[Stored entries]
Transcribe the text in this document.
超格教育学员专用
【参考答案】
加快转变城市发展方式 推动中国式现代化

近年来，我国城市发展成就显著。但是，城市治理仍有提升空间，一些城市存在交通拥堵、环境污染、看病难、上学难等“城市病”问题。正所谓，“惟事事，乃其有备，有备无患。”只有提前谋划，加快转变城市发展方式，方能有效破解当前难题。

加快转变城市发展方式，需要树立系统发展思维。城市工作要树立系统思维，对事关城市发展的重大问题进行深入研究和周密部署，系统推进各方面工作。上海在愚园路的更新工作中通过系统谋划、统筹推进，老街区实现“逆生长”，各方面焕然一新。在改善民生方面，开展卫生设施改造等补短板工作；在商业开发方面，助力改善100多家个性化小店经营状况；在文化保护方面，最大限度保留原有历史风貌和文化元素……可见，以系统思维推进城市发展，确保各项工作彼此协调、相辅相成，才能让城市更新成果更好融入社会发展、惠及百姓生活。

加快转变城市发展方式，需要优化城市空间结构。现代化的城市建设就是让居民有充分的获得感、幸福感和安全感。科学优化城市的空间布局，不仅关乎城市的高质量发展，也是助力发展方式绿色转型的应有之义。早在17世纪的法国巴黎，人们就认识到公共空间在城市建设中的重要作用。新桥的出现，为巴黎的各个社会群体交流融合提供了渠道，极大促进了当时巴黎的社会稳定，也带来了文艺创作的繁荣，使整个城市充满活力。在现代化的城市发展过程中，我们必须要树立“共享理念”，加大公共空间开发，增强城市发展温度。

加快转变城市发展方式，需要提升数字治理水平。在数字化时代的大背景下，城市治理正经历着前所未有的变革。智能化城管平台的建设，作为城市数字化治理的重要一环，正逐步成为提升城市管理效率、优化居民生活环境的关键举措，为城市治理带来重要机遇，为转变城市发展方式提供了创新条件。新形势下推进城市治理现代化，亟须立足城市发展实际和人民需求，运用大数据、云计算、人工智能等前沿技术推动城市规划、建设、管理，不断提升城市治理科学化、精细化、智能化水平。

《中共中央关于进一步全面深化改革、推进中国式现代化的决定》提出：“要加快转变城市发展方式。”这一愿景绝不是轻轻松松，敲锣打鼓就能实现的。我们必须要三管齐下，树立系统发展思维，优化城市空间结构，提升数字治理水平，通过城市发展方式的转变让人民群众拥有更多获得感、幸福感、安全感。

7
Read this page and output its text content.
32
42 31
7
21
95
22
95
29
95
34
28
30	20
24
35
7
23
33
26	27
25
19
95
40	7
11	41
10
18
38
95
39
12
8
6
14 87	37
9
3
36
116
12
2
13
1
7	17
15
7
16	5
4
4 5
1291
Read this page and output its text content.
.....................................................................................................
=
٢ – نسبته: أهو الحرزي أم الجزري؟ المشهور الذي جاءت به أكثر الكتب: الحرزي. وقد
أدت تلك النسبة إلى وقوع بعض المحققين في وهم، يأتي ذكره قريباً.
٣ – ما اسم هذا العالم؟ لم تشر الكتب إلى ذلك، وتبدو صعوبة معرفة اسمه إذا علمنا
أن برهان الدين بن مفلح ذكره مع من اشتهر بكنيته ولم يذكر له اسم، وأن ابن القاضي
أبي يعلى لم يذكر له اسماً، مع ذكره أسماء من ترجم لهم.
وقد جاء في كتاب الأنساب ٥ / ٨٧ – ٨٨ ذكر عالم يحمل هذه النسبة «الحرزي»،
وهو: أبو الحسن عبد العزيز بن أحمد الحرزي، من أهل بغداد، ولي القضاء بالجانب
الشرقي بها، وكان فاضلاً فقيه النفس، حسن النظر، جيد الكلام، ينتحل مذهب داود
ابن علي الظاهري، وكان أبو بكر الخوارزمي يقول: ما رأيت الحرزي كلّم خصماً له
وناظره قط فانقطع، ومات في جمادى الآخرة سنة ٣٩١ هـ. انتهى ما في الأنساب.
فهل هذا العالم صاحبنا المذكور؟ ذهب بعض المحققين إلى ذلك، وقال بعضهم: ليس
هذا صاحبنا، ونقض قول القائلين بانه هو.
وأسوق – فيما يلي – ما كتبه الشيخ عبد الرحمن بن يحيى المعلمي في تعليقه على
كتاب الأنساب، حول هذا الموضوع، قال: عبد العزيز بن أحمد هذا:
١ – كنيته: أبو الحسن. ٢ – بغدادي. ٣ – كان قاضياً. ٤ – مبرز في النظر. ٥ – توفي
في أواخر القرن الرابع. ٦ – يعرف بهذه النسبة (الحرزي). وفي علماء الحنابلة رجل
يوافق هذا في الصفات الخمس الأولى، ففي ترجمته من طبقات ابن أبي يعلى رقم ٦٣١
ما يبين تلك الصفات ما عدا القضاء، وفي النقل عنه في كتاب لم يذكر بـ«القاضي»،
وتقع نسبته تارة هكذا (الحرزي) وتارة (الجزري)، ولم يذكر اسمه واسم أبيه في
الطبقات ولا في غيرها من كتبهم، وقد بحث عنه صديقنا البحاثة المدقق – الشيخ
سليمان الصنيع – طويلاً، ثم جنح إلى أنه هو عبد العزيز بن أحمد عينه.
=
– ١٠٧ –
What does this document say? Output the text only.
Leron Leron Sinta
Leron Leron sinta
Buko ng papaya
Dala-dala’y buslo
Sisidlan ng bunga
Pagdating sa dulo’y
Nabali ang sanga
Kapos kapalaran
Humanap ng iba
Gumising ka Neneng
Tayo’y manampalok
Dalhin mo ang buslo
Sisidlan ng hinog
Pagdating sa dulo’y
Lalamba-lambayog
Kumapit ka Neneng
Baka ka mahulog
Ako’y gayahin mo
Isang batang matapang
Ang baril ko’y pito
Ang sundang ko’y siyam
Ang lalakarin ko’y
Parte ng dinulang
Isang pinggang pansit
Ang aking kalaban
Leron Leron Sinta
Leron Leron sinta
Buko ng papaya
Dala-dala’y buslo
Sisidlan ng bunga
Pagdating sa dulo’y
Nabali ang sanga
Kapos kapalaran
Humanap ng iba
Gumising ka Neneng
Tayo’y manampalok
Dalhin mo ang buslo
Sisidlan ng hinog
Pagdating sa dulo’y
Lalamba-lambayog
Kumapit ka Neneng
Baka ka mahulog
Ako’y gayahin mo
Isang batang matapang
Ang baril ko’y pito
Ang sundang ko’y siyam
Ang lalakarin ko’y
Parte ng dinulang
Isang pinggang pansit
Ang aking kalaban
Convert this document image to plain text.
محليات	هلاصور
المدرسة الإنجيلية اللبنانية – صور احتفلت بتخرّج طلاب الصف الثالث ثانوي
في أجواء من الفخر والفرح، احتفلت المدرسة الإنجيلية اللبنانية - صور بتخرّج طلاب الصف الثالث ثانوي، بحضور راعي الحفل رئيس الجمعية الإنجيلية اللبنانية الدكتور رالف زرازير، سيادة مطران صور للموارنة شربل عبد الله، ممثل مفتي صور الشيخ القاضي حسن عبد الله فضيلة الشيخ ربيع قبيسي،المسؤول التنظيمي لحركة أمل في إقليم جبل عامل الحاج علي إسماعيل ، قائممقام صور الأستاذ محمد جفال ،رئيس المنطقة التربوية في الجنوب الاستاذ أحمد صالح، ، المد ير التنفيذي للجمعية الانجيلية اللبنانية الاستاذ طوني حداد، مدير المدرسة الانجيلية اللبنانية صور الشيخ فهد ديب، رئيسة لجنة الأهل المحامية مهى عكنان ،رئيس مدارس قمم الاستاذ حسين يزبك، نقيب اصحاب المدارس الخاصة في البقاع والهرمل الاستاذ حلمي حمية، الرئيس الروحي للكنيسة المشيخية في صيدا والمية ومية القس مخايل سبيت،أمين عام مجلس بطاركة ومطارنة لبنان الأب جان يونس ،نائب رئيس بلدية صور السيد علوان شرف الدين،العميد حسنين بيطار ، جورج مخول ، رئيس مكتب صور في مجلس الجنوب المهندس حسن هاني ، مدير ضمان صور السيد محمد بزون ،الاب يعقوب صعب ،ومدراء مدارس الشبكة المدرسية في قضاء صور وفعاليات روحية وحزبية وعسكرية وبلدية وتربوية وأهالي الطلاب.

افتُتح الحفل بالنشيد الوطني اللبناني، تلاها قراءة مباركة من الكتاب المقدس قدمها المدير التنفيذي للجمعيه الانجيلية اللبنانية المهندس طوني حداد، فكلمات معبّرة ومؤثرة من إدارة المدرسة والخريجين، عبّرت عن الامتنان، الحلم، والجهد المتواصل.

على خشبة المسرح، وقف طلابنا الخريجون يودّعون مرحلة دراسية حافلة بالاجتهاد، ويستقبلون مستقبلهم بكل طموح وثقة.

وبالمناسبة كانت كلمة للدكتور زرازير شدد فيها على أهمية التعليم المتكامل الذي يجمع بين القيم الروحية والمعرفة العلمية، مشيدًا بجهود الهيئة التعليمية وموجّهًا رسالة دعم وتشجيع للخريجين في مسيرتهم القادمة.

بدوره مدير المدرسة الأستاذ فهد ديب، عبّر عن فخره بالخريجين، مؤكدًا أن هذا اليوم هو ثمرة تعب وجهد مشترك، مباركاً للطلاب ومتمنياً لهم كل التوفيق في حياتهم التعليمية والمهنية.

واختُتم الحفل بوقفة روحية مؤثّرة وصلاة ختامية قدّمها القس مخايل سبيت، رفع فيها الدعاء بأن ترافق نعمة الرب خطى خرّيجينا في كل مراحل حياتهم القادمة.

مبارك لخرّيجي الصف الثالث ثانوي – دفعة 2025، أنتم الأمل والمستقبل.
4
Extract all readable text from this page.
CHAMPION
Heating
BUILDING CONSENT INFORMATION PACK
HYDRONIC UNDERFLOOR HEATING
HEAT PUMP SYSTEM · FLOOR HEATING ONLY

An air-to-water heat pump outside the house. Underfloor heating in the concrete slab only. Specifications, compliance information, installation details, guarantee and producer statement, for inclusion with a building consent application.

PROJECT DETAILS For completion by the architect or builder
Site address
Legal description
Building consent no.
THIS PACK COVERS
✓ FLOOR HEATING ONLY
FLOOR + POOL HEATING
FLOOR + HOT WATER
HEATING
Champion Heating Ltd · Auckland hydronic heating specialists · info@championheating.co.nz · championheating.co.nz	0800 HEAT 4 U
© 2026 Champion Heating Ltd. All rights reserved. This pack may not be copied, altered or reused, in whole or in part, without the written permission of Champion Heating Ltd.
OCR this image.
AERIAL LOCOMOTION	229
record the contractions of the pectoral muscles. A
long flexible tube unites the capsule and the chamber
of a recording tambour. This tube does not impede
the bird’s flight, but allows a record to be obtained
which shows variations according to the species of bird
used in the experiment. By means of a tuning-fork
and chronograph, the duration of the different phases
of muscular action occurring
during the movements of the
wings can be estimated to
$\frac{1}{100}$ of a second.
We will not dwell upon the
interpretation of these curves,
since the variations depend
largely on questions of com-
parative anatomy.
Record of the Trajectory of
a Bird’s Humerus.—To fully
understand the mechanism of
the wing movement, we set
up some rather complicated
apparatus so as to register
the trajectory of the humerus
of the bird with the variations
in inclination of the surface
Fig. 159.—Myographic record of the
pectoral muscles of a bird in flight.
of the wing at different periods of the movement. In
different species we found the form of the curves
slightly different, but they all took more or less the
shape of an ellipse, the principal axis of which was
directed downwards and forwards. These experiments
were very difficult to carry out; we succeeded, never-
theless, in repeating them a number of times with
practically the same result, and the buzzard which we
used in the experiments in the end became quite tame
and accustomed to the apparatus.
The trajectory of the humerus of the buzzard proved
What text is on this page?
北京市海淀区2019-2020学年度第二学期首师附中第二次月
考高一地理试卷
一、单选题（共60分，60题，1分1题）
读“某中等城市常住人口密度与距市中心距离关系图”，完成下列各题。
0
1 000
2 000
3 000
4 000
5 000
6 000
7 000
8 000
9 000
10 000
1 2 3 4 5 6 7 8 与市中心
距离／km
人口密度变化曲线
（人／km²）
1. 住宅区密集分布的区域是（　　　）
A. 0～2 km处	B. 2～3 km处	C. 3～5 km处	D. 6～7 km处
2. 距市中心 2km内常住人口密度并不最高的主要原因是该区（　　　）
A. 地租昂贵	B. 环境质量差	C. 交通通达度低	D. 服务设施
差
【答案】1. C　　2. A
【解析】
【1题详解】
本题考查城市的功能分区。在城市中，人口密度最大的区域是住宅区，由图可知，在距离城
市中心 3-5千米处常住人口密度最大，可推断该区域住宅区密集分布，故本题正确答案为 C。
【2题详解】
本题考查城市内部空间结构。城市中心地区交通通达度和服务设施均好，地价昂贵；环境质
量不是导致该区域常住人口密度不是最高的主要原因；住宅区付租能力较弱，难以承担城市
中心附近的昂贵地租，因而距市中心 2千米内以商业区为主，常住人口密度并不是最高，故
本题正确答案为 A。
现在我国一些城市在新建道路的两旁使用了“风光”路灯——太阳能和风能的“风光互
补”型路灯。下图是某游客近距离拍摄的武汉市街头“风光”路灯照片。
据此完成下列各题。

→ SET PROBLEM
State the number of lines in the records that include "الانجيلية", and write nothing else.

→ TASK ANSWER
2